> **Your instructions**:
Would you return all of this data exactly, leaving nothing out?

> **Material provided**:
════════════════
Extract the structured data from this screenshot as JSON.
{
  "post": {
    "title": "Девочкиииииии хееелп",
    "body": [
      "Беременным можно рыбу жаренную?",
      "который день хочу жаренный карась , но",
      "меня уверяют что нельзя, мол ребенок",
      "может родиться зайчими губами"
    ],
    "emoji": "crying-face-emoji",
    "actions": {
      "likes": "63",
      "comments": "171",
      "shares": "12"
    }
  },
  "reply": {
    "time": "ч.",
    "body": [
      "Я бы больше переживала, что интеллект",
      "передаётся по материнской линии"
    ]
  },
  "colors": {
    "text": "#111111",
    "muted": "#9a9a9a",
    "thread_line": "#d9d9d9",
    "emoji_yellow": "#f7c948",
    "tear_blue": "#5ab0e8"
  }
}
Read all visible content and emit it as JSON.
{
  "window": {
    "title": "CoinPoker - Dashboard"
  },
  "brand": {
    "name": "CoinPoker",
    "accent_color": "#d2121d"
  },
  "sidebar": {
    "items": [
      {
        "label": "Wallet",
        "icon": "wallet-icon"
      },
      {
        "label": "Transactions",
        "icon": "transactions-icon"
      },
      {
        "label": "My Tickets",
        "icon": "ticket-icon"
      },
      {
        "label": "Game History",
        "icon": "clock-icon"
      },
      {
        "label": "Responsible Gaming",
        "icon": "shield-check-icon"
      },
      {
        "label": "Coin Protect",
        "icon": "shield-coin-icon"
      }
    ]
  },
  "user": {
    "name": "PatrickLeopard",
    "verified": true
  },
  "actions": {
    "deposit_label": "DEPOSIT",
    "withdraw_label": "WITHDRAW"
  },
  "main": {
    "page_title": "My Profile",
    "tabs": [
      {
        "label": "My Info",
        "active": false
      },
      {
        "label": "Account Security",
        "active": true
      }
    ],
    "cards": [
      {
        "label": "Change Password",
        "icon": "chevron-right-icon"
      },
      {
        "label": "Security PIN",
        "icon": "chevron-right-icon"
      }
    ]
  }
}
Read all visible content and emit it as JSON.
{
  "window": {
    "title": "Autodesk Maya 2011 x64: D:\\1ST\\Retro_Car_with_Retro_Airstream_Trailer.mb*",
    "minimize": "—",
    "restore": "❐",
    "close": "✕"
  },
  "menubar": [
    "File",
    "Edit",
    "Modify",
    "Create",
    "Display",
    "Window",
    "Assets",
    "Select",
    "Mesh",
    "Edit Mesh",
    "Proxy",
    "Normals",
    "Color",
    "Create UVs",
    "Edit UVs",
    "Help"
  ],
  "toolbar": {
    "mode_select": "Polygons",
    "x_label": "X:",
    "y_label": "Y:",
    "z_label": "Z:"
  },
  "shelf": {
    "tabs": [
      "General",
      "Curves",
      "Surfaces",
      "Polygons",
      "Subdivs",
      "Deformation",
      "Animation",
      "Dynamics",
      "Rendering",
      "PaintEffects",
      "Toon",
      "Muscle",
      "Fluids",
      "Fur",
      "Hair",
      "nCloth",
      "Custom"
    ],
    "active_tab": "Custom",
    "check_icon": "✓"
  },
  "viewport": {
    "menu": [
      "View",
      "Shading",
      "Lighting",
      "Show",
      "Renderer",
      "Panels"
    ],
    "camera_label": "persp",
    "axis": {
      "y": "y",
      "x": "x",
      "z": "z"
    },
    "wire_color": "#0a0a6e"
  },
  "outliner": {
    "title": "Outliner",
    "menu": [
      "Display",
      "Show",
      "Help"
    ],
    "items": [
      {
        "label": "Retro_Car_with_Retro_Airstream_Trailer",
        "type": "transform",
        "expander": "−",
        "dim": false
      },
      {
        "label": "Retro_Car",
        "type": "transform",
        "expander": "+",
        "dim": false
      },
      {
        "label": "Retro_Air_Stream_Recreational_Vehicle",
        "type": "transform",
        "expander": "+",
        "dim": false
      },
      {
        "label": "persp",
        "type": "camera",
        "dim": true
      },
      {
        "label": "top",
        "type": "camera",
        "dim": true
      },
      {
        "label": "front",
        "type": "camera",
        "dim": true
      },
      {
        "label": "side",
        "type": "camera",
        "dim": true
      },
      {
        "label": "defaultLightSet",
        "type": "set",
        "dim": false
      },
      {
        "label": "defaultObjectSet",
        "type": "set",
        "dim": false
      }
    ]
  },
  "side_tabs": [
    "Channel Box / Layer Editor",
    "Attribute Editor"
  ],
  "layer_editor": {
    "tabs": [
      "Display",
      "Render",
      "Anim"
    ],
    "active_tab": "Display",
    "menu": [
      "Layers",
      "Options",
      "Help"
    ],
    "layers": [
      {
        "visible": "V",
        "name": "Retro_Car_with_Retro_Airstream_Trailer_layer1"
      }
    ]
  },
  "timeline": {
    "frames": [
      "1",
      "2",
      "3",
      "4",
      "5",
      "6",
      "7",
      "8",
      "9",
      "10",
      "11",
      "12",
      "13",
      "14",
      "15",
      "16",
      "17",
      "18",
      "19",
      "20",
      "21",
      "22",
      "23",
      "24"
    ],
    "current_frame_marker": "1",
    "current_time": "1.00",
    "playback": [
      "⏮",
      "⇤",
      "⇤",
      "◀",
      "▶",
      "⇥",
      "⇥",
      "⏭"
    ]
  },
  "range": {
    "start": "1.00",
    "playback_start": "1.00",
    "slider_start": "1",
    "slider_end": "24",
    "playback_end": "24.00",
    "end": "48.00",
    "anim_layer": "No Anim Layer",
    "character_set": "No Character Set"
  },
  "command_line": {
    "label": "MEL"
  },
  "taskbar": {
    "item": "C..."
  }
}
════════════════
> **Written answer**:
Extract the structured data from this screenshot as JSON.
{
  "post": {
    "title": "Девочкиииииии хееелп",
    "body": [
      "Беременным можно рыбу жаренную?",
      "который день хочу жаренный карась , но",
      "меня уверяют что нельзя, мол ребенок",
      "может родиться зайчими губами"
    ],
    "emoji": "crying-face-emoji",
    "actions": {
      "likes": "63",
      "comments": "171",
      "shares": "12"
    }
  },
  "reply": {
    "time": "ч.",
    "body": [
      "Я бы больше переживала, что интеллект",
      "передаётся по материнской линии"
    ]
  },
  "colors": {
    "text": "#111111",
    "muted": "#9a9a9a",
    "thread_line": "#d9d9d9",
    "emoji_yellow": "#f7c948",
    "tear_blue": "#5ab0e8"
  }
}
Read all visible content and emit it as JSON.
{
  "window": {
    "title": "CoinPoker - Dashboard"
  },
  "brand": {
    "name": "CoinPoker",
    "accent_color": "#d2121d"
  },
  "sidebar": {
    "items": [
      {
        "label": "Wallet",
        "icon": "wallet-icon"
      },
      {
        "label": "Transactions",
        "icon": "transactions-icon"
      },
      {
        "label": "My Tickets",
        "icon": "ticket-icon"
      },
      {
        "label": "Game History",
        "icon": "clock-icon"
      },
      {
        "label": "Responsible Gaming",
        "icon": "shield-check-icon"
      },
      {
        "label": "Coin Protect",
        "icon": "shield-coin-icon"
      }
    ]
  },
  "user": {
    "name": "PatrickLeopard",
    "verified": true
  },
  "actions": {
    "deposit_label": "DEPOSIT",
    "withdraw_label": "WITHDRAW"
  },
  "main": {
    "page_title": "My Profile",
    "tabs": [
      {
        "label": "My Info",
        "active": false
      },
      {
        "label": "Account Security",
        "active": true
      }
    ],
    "cards": [
      {
        "label": "Change Password",
        "icon": "chevron-right-icon"
      },
      {
        "label": "Security PIN",
        "icon": "chevron-right-icon"
      }
    ]
  }
}
Read all visible content and emit it as JSON.
{
  "window": {
    "title": "Autodesk Maya 2011 x64: D:\\1ST\\Retro_Car_with_Retro_Airstream_Trailer.mb*",
    "minimize": "—",
    "restore": "❐",
    "close": "✕"
  },
  "menubar": [
    "File",
    "Edit",
    "Modify",
    "Create",
    "Display",
    "Window",
    "Assets",
    "Select",
    "Mesh",
    "Edit Mesh",
    "Proxy",
    "Normals",
    "Color",
    "Create UVs",
    "Edit UVs",
    "Help"
  ],
  "toolbar": {
    "mode_select": "Polygons",
    "x_label": "X:",
    "y_label": "Y:",
    "z_label": "Z:"
  },
  "shelf": {
    "tabs": [
      "General",
      "Curves",
      "Surfaces",
      "Polygons",
      "Subdivs",
      "Deformation",
      "Animation",
      "Dynamics",
      "Rendering",
      "PaintEffects",
      "Toon",
      "Muscle",
      "Fluids",
      "Fur",
      "Hair",
      "nCloth",
      "Custom"
    ],
    "active_tab": "Custom",
    "check_icon": "✓"
  },
  "viewport": {
    "menu": [
      "View",
      "Shading",
      "Lighting",
      "Show",
      "Renderer",
      "Panels"
    ],
    "camera_label": "persp",
    "axis": {
      "y": "y",
      "x": "x",
      "z": "z"
    },
    "wire_color": "#0a0a6e"
  },
  "outliner": {
    "title": "Outliner",
    "menu": [
      "Display",
      "Show",
      "Help"
    ],
    "items": [
      {
        "label": "Retro_Car_with_Retro_Airstream_Trailer",
        "type": "transform",
        "expander": "−",
        "dim": false
      },
      {
        "label": "Retro_Car",
        "type": "transform",
        "expander": "+",
        "dim": false
      },
      {
        "label": "Retro_Air_Stream_Recreational_Vehicle",
        "type": "transform",
        "expander": "+",
        "dim": false
      },
      {
        "label": "persp",
        "type": "camera",
        "dim": true
      },
      {
        "label": "top",
        "type": "camera",
        "dim": true
      },
      {
        "label": "front",
        "type": "camera",
        "dim": true
      },
      {
        "label": "side",
        "type": "camera",
        "dim": true
      },
      {
        "label": "defaultLightSet",
        "type": "set",
        "dim": false
      },
      {
        "label": "defaultObjectSet",
        "type": "set",
        "dim": false
      }
    ]
  },
  "side_tabs": [
    "Channel Box / Layer Editor",
    "Attribute Editor"
  ],
  "layer_editor": {
    "tabs": [
      "Display",
      "Render",
      "Anim"
    ],
    "active_tab": "Display",
    "menu": [
      "Layers",
      "Options",
      "Help"
    ],
    "layers": [
      {
        "visible": "V",
        "name": "Retro_Car_with_Retro_Airstream_Trailer_layer1"
      }
    ]
  },
  "timeline": {
    "frames": [
      "1",
      "2",
      "3",
      "4",
      "5",
      "6",
      "7",
      "8",
      "9",
      "10",
      "11",
      "12",
      "13",
      "14",
      "15",
      "16",
      "17",
      "18",
      "19",
      "20",
      "21",
      "22",
      "23",
      "24"
    ],
    "current_frame_marker": "1",
    "current_time": "1.00",
    "playback": [
      "⏮",
      "⇤",
      "⇤",
      "◀",
      "▶",
      "⇥",
      "⇥",
      "⏭"
    ]
  },
  "range": {
    "start": "1.00",
    "playback_start": "1.00",
    "slider_start": "1",
    "slider_end": "24",
    "playback_end": "24.00",
    "end": "48.00",
    "anim_layer": "No Anim Layer",
    "character_set": "No Character Set"
  },
  "command_line": {
    "label": "MEL"
  },
  "taskbar": {
    "item": "C..."
  }
}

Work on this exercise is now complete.